____ Listing

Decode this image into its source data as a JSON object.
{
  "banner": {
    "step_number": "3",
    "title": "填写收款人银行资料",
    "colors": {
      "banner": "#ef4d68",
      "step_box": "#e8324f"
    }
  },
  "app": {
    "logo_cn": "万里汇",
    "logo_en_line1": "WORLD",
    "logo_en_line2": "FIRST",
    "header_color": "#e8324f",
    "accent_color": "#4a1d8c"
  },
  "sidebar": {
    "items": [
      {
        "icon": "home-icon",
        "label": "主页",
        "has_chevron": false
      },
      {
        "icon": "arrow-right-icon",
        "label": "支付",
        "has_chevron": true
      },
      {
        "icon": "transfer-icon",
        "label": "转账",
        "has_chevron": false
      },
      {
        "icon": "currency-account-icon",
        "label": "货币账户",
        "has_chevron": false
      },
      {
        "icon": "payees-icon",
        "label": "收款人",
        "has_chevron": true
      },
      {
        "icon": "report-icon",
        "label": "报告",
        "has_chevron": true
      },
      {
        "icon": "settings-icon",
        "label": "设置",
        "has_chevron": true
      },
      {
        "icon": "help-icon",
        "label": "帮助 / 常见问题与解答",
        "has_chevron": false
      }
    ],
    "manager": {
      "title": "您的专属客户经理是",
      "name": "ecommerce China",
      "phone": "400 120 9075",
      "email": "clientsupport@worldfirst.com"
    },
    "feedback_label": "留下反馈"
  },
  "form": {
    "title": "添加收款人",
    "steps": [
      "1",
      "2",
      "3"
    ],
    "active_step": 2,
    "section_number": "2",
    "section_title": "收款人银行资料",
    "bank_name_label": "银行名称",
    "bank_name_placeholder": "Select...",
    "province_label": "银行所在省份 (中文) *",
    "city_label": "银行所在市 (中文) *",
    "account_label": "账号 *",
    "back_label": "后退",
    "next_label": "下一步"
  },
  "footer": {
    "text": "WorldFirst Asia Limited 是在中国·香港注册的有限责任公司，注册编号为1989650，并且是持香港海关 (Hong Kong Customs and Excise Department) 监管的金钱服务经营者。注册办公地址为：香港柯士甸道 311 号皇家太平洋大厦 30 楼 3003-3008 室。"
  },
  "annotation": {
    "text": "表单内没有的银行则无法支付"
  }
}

________

Produce an exact copy of every entry above.

Decode this image into its source data as a JSON object.
{
  "banner": {
    "step_number": "3",
    "title": "填写收款人银行资料",
    "colors": {
      "banner": "#ef4d68",
      "step_box": "#e8324f"
    }
  },
  "app": {
    "logo_cn": "万里汇",
    "logo_en_line1": "WORLD",
    "logo_en_line2": "FIRST",
    "header_color": "#e8324f",
    "accent_color": "#4a1d8c"
  },
  "sidebar": {
    "items": [
      {
        "icon": "home-icon",
        "label": "主页",
        "has_chevron": false
      },
      {
        "icon": "arrow-right-icon",
        "label": "支付",
        "has_chevron": true
      },
      {
        "icon": "transfer-icon",
        "label": "转账",
        "has_chevron": false
      },
      {
        "icon": "currency-account-icon",
        "label": "货币账户",
        "has_chevron": false
      },
      {
        "icon": "payees-icon",
        "label": "收款人",
        "has_chevron": true
      },
      {
        "icon": "report-icon",
        "label": "报告",
        "has_chevron": true
      },
      {
        "icon": "settings-icon",
        "label": "设置",
        "has_chevron": true
      },
      {
        "icon": "help-icon",
        "label": "帮助 / 常见问题与解答",
        "has_chevron": false
      }
    ],
    "manager": {
      "title": "您的专属客户经理是",
      "name": "ecommerce China",
      "phone": "400 120 9075",
      "email": "clientsupport@worldfirst.com"
    },
    "feedback_label": "留下反馈"
  },
  "form": {
    "title": "添加收款人",
    "steps": [
      "1",
      "2",
      "3"
    ],
    "active_step": 2,
    "section_number": "2",
    "section_title": "收款人银行资料",
    "bank_name_label": "银行名称",
    "bank_name_placeholder": "Select...",
    "province_label": "银行所在省份 (中文) *",
    "city_label": "银行所在市 (中文) *",
    "account_label": "账号 *",
    "back_label": "后退",
    "next_label": "下一步"
  },
  "footer": {
    "text": "WorldFirst Asia Limited 是在中国·香港注册的有限责任公司，注册编号为1989650，并且是持香港海关 (Hong Kong Customs and Excise Department) 监管的金钱服务经营者。注册办公地址为：香港柯士甸道 311 号皇家太平洋大厦 30 楼 3003-3008 室。"
  },
  "annotation": {
    "text": "表单内没有的银行则无法支付"
  }
}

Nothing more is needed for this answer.